- _Your instructions_
Give back the entire listing verbatim.

- _Material to process_
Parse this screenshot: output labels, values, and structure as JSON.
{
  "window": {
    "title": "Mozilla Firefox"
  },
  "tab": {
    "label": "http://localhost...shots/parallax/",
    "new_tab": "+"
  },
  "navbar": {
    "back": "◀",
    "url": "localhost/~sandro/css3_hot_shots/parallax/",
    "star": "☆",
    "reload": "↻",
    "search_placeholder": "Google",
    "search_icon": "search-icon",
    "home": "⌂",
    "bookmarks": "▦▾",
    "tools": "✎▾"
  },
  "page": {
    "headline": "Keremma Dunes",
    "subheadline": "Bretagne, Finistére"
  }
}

- _Complete output_
Parse this screenshot: output labels, values, and structure as JSON.
{
  "window": {
    "title": "Mozilla Firefox"
  },
  "tab": {
    "label": "http://localhost...shots/parallax/",
    "new_tab": "+"
  },
  "navbar": {
    "back": "◀",
    "url": "localhost/~sandro/css3_hot_shots/parallax/",
    "star": "☆",
    "reload": "↻",
    "search_placeholder": "Google",
    "search_icon": "search-icon",
    "home": "⌂",
    "bookmarks": "▦▾",
    "tools": "✎▾"
  },
  "page": {
    "headline": "Keremma Dunes",
    "subheadline": "Bretagne, Finistére"
  }
}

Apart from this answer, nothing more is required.